--- Begin Input ---

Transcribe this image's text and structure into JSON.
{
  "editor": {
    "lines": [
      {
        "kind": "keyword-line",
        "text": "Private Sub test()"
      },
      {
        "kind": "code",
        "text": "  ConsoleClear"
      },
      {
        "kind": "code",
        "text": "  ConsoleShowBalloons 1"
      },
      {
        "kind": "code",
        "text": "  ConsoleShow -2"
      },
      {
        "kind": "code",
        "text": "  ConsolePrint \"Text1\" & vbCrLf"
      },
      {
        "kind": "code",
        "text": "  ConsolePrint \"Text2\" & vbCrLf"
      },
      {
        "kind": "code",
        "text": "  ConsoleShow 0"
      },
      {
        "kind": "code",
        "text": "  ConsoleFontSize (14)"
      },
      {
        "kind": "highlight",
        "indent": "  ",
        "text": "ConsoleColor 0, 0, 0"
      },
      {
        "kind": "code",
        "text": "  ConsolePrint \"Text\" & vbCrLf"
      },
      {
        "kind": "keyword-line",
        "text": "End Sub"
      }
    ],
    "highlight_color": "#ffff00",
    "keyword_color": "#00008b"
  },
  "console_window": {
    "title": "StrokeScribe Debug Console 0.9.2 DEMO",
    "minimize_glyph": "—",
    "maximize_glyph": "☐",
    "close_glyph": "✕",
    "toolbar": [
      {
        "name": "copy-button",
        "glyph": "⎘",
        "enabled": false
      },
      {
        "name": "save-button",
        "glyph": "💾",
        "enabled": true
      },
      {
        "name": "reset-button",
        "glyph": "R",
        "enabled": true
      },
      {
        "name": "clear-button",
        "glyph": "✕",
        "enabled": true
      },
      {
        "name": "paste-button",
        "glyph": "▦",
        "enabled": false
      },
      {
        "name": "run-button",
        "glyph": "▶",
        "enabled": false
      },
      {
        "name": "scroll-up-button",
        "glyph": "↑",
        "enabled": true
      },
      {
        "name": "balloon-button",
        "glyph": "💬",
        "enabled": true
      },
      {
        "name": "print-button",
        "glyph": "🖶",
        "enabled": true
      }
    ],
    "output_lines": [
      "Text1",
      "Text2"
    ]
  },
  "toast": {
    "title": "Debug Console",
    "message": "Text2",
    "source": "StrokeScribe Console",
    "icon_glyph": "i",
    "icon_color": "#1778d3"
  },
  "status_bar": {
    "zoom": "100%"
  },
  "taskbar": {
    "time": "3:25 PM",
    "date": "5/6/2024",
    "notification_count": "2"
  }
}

--- End Input ---

> _What you are asked to do_
Lines that include the word "ConsolePrint" are to be extracted from the data above.

> _Result_
        "text": "  ConsolePrint \"Text1\" & vbCrLf"
        "text": "  ConsolePrint \"Text2\" & vbCrLf"
        "text": "  ConsolePrint \"Text\" & vbCrLf"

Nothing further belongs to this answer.